> [What the task requires]
Restate the records that follow word for word; no pictures should appear.
⟨
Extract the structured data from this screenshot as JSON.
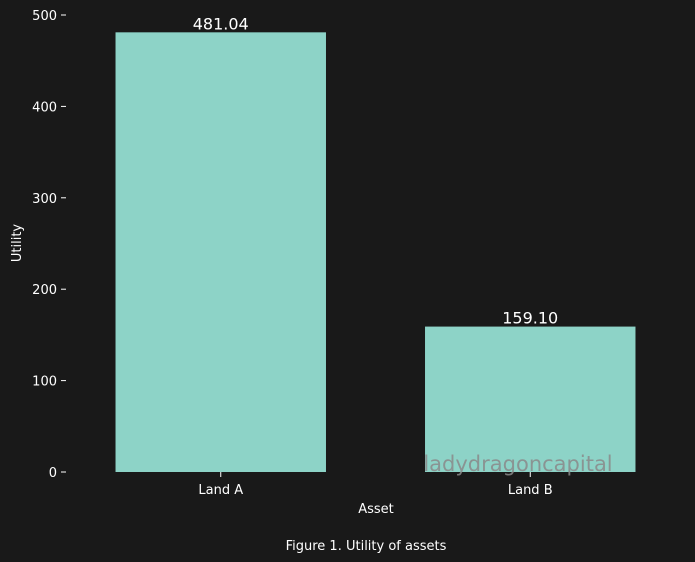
{
  "chart_data": {
    "type": "bar",
    "categories": [
      "Land A",
      "Land B"
    ],
    "values": [
      481.04,
      159.1
    ],
    "value_labels": [
      "481.04",
      "159.10"
    ],
    "xlabel": "Asset",
    "ylabel": "Utility",
    "ylim": [
      0,
      500
    ],
    "yticks": [
      0,
      100,
      200,
      300,
      400,
      500
    ],
    "grid": false,
    "bar_color": "#8dd3c7"
  },
  "caption": "Figure 1. Utility of assets",
  "watermark": "ladydragoncapital",
  "colors": {
    "background": "#191919",
    "text": "#ffffff"
  }
}
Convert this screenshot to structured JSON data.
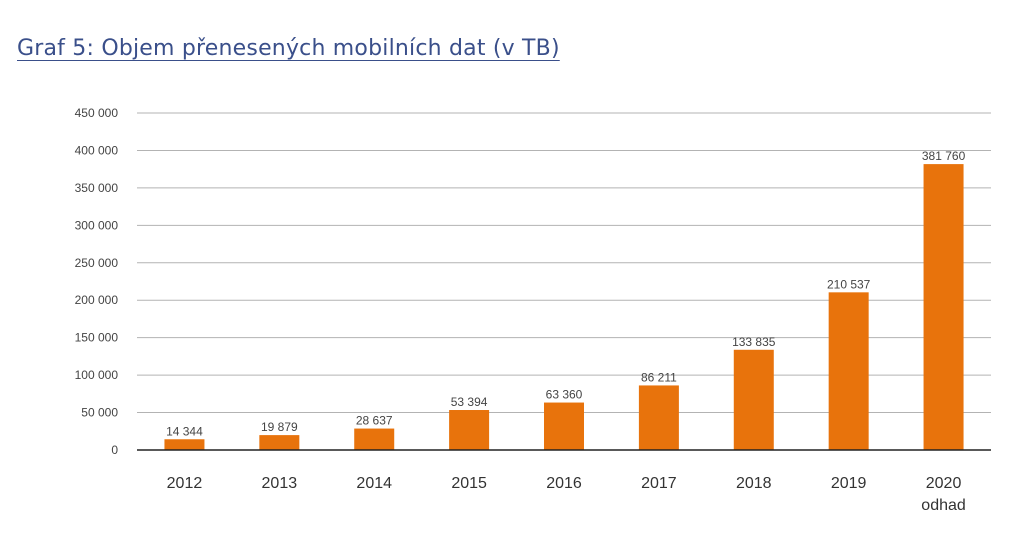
⟩
> [Answer to this exercise]
Extract the structured data from this screenshot as JSON.
{
  "chart_data": {
    "type": "bar",
    "categories": [
      "Land A",
      "Land B"
    ],
    "values": [
      481.04,
      159.1
    ],
    "value_labels": [
      "481.04",
      "159.10"
    ],
    "xlabel": "Asset",
    "ylabel": "Utility",
    "ylim": [
      0,
      500
    ],
    "yticks": [
      0,
      100,
      200,
      300,
      400,
      500
    ],
    "grid": false,
    "bar_color": "#8dd3c7"
  },
  "caption": "Figure 1. Utility of assets",
  "watermark": "ladydragoncapital",
  "colors": {
    "background": "#191919",
    "text": "#ffffff"
  }
}
Convert this screenshot to structured JSON data.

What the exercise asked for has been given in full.